START Excerpted text

There are two major crosslinking mechanisms for acrylic adhesives: free-radical copolymerization of multifunctional ethylenically unsaturated groups with the other monomers, and covalent or ionic crosslinking through the functional monomers, such as acrylic acid. Another method is the use of UV crosslinkers, such as copolymerizable benzophenones or post-added photocrosslinkers, such as multifunctional benzophenones and triazines. In the past, a variety of different materials have been used as crosslinking agents, e.g., polyfunctional acrylates, acetophenones, benzophenones, and triazines. Crosslinking may also be achieved using high energy electromagnetic radiation such as gamma or e-beam radiation. In this case, no additional crosslinker may be required.
In still other methods of crosslinking, thermal crosslinkers may be used, optionally in combination with suitable accelerants and retardants. Suitable thermal crosslinkers for use herein include, but are not limited to, isocyanates, more particularly trimerized isocyanates and/or sterically hindered isocyanates that are free of blocking agents, or else epoxide compounds such as epoxide-amine crosslinker systems. Advantageous crosslinker systems and methods are described e.g. in the descriptions of DE202009013255 U1, EP 2 305 389 A, EP 2 414 143 A, EP 2 192 148 A, EP 2 186 869, EP 0 752 435 A, EP 1 802 722 A, EP 1 791 921 A, EP 1 791 922 A, EP 1 978 069 A, and DE 10 2008 059 050 A, the relevant contents of which are herewith incorporated by reference. Suitable accelerant and retardant systems for use herein are described e.g. in the description of US-A1-2011/0281964, the relevant content of which is herewith explicitly incorporated by reference. Particularly suitable thermal crosslinkers for use herein include epoxycyclohexyl derivatives, in particular epoxycyclohexyl carboxylate derivatives, with particular preference to (3,4-epoxycyclohexane)methyl 3,4-epoxycyclohexylcarboxylate, commercially available from Cytec Industries Inc. under tradename UVACURE 1500.
In order to increase cohesive strength of the coated adhesive composition, a multifunctional (meth)acrylate may be incorporated into the blend of polymerizable monomers. Multifunctional acrylates are particularly useful for emulsion or syrup polymerization. Examples of useful multifunctional (meth)acrylate include, but are not limited to, di(meth)acrylates, tri(meth)acrylates, and tetra(meth)acrylates, such as 1,6-hexanediol di(meth)acrylate, poly(ethylene glycol)di(meth)acrylates, polybutadiene di(meth)acrylate, polyurethane di(meth)acrylates, and propoxylated glycerin tri(meth)acrylate, and mixtures thereof. The amount and identity of multifunctional (meth)acrylate is tailored depending upon application of the adhesive composition. Typically, the multifunctional (meth)acrylate is present in amounts less than 5 parts based on total dry weight of adhesive composition. More specifically, the crosslinker may be present in amounts from 0.01 to 5 parts, preferably from 0.05 to 1 parts, based on 100 parts total monomers of the adhesive composition.
In some embodiments, the copolymer of the inventive PSA film may comprise:
The adhesive (co)polymers herein may be prepared by any conventional free radical polymerization method, including solution, radiation, bulk, dispersion, emulsion, and suspension processes. For optical applications, solution, UV and bulk processes are preferred. Other processes may introduce birefringence or foreign materials that may affect optic properties. The resulting adhesive (co)polymers may be random or block (co)polymers.

END Excerpted text
START Given records

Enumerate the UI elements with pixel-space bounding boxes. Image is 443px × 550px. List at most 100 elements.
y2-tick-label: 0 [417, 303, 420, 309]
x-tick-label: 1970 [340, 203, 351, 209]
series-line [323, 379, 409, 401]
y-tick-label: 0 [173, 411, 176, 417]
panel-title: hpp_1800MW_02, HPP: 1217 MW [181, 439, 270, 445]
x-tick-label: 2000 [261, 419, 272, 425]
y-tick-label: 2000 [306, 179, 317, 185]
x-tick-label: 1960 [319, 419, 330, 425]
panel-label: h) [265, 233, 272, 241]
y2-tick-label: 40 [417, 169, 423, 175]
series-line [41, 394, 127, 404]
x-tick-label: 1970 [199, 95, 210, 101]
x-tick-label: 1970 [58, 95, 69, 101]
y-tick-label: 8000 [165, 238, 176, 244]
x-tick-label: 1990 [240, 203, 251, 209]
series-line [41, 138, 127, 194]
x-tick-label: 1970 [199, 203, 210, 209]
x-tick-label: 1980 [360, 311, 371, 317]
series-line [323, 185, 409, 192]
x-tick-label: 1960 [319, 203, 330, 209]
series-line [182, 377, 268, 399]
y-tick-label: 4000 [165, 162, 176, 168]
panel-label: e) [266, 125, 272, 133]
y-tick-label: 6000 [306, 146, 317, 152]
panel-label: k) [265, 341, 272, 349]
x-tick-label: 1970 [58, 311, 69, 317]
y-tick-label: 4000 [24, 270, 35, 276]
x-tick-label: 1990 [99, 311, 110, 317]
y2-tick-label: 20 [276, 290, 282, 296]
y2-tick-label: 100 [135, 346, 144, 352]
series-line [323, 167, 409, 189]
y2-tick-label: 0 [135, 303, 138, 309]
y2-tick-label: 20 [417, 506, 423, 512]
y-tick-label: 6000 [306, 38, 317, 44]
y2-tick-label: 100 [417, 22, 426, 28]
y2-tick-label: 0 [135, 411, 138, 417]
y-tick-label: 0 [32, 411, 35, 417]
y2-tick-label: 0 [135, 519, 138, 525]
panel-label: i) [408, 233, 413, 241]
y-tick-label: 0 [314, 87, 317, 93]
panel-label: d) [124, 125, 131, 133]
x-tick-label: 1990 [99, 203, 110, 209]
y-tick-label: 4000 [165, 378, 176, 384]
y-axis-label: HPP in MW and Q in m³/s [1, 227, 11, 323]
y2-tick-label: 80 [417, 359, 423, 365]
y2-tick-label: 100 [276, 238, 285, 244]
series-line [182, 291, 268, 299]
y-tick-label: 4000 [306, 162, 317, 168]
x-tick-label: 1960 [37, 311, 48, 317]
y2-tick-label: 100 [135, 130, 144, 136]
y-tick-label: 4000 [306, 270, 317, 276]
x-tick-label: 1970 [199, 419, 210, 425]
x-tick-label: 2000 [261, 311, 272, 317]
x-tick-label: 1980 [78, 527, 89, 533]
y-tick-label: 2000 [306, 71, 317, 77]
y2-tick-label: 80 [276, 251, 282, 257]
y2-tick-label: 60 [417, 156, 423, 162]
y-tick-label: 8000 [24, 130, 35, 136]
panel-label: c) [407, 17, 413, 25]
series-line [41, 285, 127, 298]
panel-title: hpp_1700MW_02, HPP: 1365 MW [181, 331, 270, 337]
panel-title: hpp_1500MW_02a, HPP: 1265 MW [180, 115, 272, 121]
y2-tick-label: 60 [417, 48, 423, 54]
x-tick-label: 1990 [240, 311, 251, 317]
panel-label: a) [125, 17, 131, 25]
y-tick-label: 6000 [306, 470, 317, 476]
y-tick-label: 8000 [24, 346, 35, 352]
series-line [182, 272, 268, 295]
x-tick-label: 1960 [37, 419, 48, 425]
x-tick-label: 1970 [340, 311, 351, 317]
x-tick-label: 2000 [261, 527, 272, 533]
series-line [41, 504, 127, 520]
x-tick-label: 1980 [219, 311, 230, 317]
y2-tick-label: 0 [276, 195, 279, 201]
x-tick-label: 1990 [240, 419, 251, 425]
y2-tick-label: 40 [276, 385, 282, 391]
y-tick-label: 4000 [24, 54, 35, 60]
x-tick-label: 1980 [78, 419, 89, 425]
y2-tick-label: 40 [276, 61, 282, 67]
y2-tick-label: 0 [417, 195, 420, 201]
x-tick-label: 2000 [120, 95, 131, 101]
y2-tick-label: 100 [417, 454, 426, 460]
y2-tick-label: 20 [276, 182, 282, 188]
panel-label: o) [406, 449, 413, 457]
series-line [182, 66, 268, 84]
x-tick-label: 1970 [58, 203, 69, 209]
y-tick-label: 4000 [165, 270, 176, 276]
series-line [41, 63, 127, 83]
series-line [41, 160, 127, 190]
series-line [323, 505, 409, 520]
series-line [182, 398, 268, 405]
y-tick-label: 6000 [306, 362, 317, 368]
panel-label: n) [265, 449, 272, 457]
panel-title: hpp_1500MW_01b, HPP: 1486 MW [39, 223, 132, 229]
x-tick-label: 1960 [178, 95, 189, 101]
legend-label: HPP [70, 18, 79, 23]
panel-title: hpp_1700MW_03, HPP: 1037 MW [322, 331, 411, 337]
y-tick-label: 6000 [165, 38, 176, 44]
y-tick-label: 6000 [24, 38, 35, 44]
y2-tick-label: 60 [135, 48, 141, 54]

END Given records

* Actions to take:
1. Return the passage from the excerpt on adhesive crosslinking between "In some embodiments, the" and "or block (co)polymers.", inclusive.
2. According to the excerpt on adhesive crosslinking, why are solution, UV and bulk processes preferred for optical applications? Answer in one to three sentences.
3. List every conventional free radical polymerization method that the excerpt on adhesive crosslinking names for preparing the adhesive (co)polymers.
The lines above are separate material and are not part of the excerpt on adhesive crosslinking.

* Answers to the problems:
1.
In some embodiments, the copolymer of the inventive PSA film may comprise:
The adhesive (co)polymers herein may be prepared by any conventional free radical polymerization method, including solution, radiation, bulk, dispersion, emulsion, and suspension processes. For optical applications, solution, UV and bulk processes are preferred. Other processes may introduce birefringence or foreign materials that may affect optic properties. The resulting adhesive (co)polymers may be random or block (co)polymers.

2. Solution, UV and bulk processes are preferred for optical applications because other processes may introduce birefringence or foreign materials. These may affect optic properties.

3.
- solution
- radiation
- bulk
- dispersion
- emulsion
- suspension